### [What to do]
Your task is to quote the material that follows, in full and exactly.

### [Entries supplied]
** Start **

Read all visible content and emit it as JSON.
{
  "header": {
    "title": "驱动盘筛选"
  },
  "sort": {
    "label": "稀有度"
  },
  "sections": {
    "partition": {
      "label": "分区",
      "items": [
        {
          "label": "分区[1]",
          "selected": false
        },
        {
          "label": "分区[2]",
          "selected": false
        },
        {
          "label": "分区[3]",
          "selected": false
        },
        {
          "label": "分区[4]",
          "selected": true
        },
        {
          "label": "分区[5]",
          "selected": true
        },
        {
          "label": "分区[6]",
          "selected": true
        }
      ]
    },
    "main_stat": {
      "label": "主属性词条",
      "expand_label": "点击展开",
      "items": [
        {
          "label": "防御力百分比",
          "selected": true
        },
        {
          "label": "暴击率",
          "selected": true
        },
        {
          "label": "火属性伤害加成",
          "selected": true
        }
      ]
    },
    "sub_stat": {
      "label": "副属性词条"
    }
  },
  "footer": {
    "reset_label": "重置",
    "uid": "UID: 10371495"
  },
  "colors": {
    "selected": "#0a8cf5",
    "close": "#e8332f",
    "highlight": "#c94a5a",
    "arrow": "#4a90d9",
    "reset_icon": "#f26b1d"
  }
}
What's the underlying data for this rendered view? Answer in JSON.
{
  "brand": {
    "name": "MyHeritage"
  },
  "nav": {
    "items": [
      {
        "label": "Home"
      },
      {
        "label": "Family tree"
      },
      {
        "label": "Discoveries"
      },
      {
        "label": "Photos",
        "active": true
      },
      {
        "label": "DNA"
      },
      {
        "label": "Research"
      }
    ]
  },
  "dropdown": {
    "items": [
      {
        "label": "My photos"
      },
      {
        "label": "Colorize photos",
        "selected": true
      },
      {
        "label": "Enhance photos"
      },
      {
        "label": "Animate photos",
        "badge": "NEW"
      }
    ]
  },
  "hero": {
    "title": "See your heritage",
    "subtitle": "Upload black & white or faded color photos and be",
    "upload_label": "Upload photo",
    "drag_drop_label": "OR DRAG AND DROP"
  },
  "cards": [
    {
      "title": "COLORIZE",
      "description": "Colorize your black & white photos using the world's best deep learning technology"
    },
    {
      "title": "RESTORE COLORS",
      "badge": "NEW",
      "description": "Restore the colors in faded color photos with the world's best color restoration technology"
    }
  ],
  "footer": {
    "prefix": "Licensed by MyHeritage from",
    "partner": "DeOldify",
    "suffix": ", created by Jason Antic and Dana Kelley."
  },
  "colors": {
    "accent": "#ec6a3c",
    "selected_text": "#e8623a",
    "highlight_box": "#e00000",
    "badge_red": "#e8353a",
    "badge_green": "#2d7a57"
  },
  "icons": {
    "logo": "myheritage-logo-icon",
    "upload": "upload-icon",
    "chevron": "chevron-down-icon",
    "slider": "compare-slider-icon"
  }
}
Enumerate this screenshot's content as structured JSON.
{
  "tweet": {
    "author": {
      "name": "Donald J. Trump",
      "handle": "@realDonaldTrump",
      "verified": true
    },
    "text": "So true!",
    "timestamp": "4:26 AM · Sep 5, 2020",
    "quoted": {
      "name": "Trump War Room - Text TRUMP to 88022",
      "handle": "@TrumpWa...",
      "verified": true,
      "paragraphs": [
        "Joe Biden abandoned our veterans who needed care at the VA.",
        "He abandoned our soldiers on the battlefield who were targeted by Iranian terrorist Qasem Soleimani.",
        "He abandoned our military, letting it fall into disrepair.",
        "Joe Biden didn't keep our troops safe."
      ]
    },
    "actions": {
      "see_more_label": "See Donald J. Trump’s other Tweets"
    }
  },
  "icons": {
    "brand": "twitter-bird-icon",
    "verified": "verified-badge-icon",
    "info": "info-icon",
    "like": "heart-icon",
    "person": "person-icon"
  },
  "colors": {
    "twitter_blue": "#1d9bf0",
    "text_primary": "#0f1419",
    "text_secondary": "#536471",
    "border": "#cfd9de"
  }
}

** End **

### [Solution to this task]
Read all visible content and emit it as JSON.
{
  "header": {
    "title": "驱动盘筛选"
  },
  "sort": {
    "label": "稀有度"
  },
  "sections": {
    "partition": {
      "label": "分区",
      "items": [
        {
          "label": "分区[1]",
          "selected": false
        },
        {
          "label": "分区[2]",
          "selected": false
        },
        {
          "label": "分区[3]",
          "selected": false
        },
        {
          "label": "分区[4]",
          "selected": true
        },
        {
          "label": "分区[5]",
          "selected": true
        },
        {
          "label": "分区[6]",
          "selected": true
        }
      ]
    },
    "main_stat": {
      "label": "主属性词条",
      "expand_label": "点击展开",
      "items": [
        {
          "label": "防御力百分比",
          "selected": true
        },
        {
          "label": "暴击率",
          "selected": true
        },
        {
          "label": "火属性伤害加成",
          "selected": true
        }
      ]
    },
    "sub_stat": {
      "label": "副属性词条"
    }
  },
  "footer": {
    "reset_label": "重置",
    "uid": "UID: 10371495"
  },
  "colors": {
    "selected": "#0a8cf5",
    "close": "#e8332f",
    "highlight": "#c94a5a",
    "arrow": "#4a90d9",
    "reset_icon": "#f26b1d"
  }
}
What's the underlying data for this rendered view? Answer in JSON.
{
  "brand": {
    "name": "MyHeritage"
  },
  "nav": {
    "items": [
      {
        "label": "Home"
      },
      {
        "label": "Family tree"
      },
      {
        "label": "Discoveries"
      },
      {
        "label": "Photos",
        "active": true
      },
      {
        "label": "DNA"
      },
      {
        "label": "Research"
      }
    ]
  },
  "dropdown": {
    "items": [
      {
        "label": "My photos"
      },
      {
        "label": "Colorize photos",
        "selected": true
      },
      {
        "label": "Enhance photos"
      },
      {
        "label": "Animate photos",
        "badge": "NEW"
      }
    ]
  },
  "hero": {
    "title": "See your heritage",
    "subtitle": "Upload black & white or faded color photos and be",
    "upload_label": "Upload photo",
    "drag_drop_label": "OR DRAG AND DROP"
  },
  "cards": [
    {
      "title": "COLORIZE",
      "description": "Colorize your black & white photos using the world's best deep learning technology"
    },
    {
      "title": "RESTORE COLORS",
      "badge": "NEW",
      "description": "Restore the colors in faded color photos with the world's best color restoration technology"
    }
  ],
  "footer": {
    "prefix": "Licensed by MyHeritage from",
    "partner": "DeOldify",
    "suffix": ", created by Jason Antic and Dana Kelley."
  },
  "colors": {
    "accent": "#ec6a3c",
    "selected_text": "#e8623a",
    "highlight_box": "#e00000",
    "badge_red": "#e8353a",
    "badge_green": "#2d7a57"
  },
  "icons": {
    "logo": "myheritage-logo-icon",
    "upload": "upload-icon",
    "chevron": "chevron-down-icon",
    "slider": "compare-slider-icon"
  }
}
Enumerate this screenshot's content as structured JSON.
{
  "tweet": {
    "author": {
      "name": "Donald J. Trump",
      "handle": "@realDonaldTrump",
      "verified": true
    },
    "text": "So true!",
    "timestamp": "4:26 AM · Sep 5, 2020",
    "quoted": {
      "name": "Trump War Room - Text TRUMP to 88022",
      "handle": "@TrumpWa...",
      "verified": true,
      "paragraphs": [
        "Joe Biden abandoned our veterans who needed care at the VA.",
        "He abandoned our soldiers on the battlefield who were targeted by Iranian terrorist Qasem Soleimani.",
        "He abandoned our military, letting it fall into disrepair.",
        "Joe Biden didn't keep our troops safe."
      ]
    },
    "actions": {
      "see_more_label": "See Donald J. Trump’s other Tweets"
    }
  },
  "icons": {
    "brand": "twitter-bird-icon",
    "verified": "verified-badge-icon",
    "info": "info-icon",
    "like": "heart-icon",
    "person": "person-icon"
  },
  "colors": {
    "twitter_blue": "#1d9bf0",
    "text_primary": "#0f1419",
    "text_secondary": "#536471",
    "border": "#cfd9de"
  }
}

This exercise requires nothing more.